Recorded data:

Start

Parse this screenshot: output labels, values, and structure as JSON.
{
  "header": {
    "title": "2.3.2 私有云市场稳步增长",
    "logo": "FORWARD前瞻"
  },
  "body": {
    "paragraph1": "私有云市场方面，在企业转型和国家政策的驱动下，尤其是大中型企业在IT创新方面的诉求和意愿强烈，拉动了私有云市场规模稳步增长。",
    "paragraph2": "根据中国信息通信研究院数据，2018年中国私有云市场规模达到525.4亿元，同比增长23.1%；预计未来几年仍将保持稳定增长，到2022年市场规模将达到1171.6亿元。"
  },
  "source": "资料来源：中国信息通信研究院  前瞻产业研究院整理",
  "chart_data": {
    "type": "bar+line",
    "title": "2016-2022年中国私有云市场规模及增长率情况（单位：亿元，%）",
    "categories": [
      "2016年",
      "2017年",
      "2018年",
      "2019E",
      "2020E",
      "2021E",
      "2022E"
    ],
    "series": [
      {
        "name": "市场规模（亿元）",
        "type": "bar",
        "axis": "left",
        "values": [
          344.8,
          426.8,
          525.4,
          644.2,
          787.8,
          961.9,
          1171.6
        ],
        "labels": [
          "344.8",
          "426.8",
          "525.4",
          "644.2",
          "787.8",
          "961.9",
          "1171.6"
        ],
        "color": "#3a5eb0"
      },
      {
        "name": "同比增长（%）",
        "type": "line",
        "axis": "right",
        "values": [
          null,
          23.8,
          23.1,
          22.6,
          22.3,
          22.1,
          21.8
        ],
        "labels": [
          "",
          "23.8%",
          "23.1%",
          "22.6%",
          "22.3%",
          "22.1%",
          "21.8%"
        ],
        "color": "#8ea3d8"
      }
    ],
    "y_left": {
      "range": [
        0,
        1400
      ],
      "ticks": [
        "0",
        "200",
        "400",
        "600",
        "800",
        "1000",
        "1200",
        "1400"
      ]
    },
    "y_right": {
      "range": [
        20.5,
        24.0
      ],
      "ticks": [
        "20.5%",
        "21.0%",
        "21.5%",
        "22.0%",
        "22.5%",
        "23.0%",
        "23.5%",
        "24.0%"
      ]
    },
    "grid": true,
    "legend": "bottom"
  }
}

End

Direction: Quote every entry exactly.

Complete output:
Parse this screenshot: output labels, values, and structure as JSON.
{
  "header": {
    "title": "2.3.2 私有云市场稳步增长",
    "logo": "FORWARD前瞻"
  },
  "body": {
    "paragraph1": "私有云市场方面，在企业转型和国家政策的驱动下，尤其是大中型企业在IT创新方面的诉求和意愿强烈，拉动了私有云市场规模稳步增长。",
    "paragraph2": "根据中国信息通信研究院数据，2018年中国私有云市场规模达到525.4亿元，同比增长23.1%；预计未来几年仍将保持稳定增长，到2022年市场规模将达到1171.6亿元。"
  },
  "source": "资料来源：中国信息通信研究院  前瞻产业研究院整理",
  "chart_data": {
    "type": "bar+line",
    "title": "2016-2022年中国私有云市场规模及增长率情况（单位：亿元，%）",
    "categories": [
      "2016年",
      "2017年",
      "2018年",
      "2019E",
      "2020E",
      "2021E",
      "2022E"
    ],
    "series": [
      {
        "name": "市场规模（亿元）",
        "type": "bar",
        "axis": "left",
        "values": [
          344.8,
          426.8,
          525.4,
          644.2,
          787.8,
          961.9,
          1171.6
        ],
        "labels": [
          "344.8",
          "426.8",
          "525.4",
          "644.2",
          "787.8",
          "961.9",
          "1171.6"
        ],
        "color": "#3a5eb0"
      },
      {
        "name": "同比增长（%）",
        "type": "line",
        "axis": "right",
        "values": [
          null,
          23.8,
          23.1,
          22.6,
          22.3,
          22.1,
          21.8
        ],
        "labels": [
          "",
          "23.8%",
          "23.1%",
          "22.6%",
          "22.3%",
          "22.1%",
          "21.8%"
        ],
        "color": "#8ea3d8"
      }
    ],
    "y_left": {
      "range": [
        0,
        1400
      ],
      "ticks": [
        "0",
        "200",
        "400",
        "600",
        "800",
        "1000",
        "1200",
        "1400"
      ]
    },
    "y_right": {
      "range": [
        20.5,
        24.0
      ],
      "ticks": [
        "20.5%",
        "21.0%",
        "21.5%",
        "22.0%",
        "22.5%",
        "23.0%",
        "23.5%",
        "24.0%"
      ]
    },
    "grid": true,
    "legend": "bottom"
  }
}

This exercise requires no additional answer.